**TASK GOAL**
Your answer should be a single number: the count of lines that hold the word "name".

§ §

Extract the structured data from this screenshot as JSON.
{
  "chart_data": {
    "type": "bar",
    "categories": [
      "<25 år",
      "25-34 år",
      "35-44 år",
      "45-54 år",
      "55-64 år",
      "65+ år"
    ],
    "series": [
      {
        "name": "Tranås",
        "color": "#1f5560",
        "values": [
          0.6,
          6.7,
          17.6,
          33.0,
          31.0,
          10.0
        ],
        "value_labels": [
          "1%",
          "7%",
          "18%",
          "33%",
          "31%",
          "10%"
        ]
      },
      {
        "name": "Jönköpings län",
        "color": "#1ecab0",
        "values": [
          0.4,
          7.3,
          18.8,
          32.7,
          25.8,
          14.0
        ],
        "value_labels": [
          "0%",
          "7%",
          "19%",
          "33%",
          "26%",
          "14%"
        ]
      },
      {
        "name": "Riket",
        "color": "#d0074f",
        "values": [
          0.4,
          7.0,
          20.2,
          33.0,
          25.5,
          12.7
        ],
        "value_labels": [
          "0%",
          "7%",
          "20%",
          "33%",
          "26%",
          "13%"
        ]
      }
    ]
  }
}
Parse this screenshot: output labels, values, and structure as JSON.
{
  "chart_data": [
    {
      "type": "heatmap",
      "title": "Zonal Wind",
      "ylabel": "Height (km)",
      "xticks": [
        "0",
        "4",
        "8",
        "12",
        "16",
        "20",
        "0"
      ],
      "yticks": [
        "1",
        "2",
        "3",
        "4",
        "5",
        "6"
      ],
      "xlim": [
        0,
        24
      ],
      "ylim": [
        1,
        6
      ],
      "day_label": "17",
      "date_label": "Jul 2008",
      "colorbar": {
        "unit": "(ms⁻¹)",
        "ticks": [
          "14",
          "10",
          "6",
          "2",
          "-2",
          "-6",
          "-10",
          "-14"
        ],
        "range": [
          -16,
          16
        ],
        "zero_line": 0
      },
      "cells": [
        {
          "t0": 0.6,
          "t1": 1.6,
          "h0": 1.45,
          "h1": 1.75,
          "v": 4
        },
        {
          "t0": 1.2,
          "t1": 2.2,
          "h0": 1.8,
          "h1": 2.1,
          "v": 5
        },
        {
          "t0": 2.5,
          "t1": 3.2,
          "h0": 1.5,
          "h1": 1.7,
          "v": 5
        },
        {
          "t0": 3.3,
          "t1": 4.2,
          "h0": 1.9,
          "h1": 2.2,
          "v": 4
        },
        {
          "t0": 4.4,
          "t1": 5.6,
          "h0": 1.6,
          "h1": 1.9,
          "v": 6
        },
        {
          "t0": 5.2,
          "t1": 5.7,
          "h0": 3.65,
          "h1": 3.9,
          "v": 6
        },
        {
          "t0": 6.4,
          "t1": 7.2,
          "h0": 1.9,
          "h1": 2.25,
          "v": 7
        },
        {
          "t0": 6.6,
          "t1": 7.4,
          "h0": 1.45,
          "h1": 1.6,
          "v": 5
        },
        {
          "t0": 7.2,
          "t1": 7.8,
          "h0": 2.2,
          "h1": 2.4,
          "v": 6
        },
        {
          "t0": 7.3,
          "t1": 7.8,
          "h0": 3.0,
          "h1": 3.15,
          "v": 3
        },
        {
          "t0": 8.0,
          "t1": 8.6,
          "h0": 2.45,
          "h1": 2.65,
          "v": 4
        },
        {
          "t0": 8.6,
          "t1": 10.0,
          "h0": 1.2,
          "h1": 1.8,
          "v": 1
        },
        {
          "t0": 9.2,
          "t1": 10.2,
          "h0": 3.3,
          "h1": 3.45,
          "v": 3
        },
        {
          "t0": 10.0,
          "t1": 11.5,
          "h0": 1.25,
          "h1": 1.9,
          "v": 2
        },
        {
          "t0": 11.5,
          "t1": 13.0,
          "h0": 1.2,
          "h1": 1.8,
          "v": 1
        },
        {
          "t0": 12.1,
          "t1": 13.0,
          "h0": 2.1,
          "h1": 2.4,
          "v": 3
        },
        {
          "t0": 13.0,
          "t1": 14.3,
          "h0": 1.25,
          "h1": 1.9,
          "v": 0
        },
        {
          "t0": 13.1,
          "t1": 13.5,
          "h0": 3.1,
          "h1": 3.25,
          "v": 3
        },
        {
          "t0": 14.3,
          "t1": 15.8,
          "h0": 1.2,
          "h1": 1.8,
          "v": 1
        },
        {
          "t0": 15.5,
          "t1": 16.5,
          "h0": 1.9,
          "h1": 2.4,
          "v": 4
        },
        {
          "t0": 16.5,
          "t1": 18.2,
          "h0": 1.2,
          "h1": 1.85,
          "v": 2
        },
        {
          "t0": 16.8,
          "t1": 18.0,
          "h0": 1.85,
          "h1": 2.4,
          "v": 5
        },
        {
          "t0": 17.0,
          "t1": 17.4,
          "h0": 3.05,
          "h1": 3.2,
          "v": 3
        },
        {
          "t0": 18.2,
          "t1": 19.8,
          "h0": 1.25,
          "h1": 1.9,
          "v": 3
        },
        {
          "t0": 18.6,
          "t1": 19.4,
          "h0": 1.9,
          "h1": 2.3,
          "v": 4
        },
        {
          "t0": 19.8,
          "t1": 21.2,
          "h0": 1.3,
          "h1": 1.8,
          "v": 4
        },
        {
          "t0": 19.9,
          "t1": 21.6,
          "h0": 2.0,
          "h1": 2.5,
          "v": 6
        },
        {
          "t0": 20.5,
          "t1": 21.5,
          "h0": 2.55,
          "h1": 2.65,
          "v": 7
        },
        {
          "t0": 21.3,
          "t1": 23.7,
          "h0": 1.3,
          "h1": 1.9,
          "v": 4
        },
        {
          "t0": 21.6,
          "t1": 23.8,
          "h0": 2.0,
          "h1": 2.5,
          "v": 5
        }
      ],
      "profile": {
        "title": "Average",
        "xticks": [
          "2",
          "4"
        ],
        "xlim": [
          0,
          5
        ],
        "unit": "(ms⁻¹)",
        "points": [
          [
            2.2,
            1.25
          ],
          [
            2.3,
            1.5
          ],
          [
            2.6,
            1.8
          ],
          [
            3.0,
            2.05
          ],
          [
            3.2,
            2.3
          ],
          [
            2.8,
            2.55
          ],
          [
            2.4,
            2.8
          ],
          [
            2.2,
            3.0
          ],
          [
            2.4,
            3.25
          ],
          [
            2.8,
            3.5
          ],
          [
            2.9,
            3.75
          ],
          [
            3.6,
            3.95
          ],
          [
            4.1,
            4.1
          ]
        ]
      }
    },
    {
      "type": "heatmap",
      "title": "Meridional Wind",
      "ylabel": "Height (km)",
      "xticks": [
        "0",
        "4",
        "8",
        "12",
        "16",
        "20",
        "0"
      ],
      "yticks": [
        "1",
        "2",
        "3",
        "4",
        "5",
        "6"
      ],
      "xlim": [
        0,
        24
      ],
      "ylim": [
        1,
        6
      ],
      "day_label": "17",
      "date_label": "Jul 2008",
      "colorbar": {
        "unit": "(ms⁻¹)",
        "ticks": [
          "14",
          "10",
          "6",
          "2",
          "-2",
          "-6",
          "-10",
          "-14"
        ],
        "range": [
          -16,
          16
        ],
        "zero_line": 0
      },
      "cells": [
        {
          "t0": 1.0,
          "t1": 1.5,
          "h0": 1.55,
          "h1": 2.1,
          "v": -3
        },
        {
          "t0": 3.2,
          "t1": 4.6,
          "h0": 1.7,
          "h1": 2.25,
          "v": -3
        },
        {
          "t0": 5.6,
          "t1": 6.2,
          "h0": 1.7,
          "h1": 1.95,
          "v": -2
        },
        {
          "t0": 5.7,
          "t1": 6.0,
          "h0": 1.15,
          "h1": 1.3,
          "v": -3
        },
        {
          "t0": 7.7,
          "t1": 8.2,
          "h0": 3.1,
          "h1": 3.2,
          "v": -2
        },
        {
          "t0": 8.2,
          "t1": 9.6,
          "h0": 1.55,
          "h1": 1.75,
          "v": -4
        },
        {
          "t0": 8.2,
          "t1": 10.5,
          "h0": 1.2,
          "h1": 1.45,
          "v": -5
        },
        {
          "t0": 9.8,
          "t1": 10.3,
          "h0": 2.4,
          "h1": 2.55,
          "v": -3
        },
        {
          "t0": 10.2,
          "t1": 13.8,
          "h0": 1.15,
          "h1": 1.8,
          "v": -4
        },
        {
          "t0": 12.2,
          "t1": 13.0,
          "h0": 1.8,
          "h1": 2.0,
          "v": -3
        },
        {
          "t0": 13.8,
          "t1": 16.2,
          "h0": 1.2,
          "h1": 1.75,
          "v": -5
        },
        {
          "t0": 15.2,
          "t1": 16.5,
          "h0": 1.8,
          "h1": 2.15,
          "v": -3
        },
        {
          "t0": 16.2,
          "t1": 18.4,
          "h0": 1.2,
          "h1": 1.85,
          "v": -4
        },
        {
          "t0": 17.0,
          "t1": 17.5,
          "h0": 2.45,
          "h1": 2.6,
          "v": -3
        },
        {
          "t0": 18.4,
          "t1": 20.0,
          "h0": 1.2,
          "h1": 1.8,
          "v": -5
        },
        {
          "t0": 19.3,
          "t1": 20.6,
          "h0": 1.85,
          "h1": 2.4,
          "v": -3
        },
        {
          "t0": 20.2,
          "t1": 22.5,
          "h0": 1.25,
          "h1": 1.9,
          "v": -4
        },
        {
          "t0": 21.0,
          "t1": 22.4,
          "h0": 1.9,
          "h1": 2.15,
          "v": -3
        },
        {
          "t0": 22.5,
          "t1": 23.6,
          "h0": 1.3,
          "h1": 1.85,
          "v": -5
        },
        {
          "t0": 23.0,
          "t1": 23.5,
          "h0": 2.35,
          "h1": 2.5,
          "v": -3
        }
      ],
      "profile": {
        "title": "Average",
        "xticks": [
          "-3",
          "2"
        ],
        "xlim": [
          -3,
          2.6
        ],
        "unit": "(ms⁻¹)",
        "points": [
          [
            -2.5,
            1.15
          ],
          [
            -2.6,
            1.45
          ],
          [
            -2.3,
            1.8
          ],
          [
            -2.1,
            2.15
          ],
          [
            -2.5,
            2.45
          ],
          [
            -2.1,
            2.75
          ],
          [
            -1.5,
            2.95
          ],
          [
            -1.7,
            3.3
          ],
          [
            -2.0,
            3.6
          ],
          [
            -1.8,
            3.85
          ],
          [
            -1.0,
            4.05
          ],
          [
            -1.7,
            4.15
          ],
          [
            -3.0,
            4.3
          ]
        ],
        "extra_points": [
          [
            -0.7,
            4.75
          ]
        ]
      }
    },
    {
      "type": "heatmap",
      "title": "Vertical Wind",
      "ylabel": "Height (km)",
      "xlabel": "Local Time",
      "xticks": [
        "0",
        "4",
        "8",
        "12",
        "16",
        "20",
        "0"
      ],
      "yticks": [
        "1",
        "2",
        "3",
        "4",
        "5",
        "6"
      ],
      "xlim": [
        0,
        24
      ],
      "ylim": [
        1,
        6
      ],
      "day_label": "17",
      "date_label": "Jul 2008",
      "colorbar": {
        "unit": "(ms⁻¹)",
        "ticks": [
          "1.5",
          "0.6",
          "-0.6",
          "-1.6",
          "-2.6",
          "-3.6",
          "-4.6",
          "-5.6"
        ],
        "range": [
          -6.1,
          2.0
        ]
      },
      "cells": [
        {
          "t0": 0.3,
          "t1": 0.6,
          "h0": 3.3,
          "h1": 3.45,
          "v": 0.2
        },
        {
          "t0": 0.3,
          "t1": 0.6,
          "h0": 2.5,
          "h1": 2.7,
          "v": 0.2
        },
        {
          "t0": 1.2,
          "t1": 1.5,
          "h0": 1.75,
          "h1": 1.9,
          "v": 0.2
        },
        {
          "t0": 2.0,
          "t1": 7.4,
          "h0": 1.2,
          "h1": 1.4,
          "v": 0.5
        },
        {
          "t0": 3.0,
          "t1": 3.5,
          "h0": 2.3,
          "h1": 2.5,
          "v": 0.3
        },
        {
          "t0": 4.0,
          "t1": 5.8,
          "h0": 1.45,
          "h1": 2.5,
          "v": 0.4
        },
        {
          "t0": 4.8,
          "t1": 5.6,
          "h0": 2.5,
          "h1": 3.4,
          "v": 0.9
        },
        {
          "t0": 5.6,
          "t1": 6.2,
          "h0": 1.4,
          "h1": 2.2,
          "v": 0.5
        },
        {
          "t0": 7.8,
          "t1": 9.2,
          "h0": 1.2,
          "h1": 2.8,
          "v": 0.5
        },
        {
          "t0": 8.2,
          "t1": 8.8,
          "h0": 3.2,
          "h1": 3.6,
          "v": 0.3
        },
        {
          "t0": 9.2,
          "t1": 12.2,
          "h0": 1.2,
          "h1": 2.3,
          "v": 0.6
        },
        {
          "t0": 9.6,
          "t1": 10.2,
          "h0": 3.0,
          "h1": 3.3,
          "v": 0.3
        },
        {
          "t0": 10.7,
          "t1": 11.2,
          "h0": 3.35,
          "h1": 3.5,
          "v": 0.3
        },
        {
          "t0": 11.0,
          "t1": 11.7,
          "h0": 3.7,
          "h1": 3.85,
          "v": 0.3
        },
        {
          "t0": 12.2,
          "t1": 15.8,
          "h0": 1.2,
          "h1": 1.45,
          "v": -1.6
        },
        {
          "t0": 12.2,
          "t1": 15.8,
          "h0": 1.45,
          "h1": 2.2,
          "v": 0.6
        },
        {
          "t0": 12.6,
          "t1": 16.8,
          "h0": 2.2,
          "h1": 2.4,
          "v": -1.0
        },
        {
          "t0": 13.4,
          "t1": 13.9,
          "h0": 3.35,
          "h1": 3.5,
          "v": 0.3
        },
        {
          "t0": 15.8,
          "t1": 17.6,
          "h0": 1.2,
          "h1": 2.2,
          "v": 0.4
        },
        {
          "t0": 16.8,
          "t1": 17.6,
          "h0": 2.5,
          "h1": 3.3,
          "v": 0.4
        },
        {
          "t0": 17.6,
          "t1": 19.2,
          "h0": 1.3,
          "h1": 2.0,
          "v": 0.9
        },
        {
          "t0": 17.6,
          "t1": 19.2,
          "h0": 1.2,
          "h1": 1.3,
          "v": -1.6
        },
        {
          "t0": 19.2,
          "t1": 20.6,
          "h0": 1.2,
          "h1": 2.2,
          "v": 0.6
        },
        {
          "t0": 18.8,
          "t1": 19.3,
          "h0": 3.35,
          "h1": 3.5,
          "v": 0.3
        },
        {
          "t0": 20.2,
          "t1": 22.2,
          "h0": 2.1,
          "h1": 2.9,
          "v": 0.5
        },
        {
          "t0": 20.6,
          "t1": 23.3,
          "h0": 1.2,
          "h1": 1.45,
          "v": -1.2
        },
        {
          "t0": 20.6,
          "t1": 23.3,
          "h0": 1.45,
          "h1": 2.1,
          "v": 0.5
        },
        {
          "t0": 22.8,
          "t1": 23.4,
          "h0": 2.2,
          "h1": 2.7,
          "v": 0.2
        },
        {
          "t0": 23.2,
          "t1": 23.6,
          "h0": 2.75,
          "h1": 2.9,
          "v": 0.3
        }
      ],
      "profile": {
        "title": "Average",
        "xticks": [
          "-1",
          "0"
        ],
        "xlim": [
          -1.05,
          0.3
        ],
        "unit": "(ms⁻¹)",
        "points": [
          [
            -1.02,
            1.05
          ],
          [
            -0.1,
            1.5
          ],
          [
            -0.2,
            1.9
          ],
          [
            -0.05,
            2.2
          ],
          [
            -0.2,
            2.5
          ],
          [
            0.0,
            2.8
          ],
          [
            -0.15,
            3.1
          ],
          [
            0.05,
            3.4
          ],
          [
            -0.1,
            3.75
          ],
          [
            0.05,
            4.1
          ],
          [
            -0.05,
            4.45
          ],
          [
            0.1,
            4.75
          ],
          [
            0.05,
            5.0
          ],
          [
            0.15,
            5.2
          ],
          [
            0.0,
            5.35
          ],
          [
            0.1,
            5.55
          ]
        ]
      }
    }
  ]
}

§ §

**RESPONSE TO THE TASK**
3